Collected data

▽

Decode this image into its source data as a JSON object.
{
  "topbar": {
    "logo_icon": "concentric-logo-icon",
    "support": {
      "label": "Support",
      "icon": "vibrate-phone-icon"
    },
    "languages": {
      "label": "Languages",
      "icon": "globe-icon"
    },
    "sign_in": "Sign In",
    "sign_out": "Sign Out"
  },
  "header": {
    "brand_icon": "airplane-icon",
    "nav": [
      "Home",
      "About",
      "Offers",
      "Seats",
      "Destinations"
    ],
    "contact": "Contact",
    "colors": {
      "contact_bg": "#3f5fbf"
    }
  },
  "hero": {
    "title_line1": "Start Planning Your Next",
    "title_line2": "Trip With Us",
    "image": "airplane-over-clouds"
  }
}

△

• **Exercise task**: Lines in the records that hold the word "airplane" are to be counted; give only the total.

• **Completed task**: 2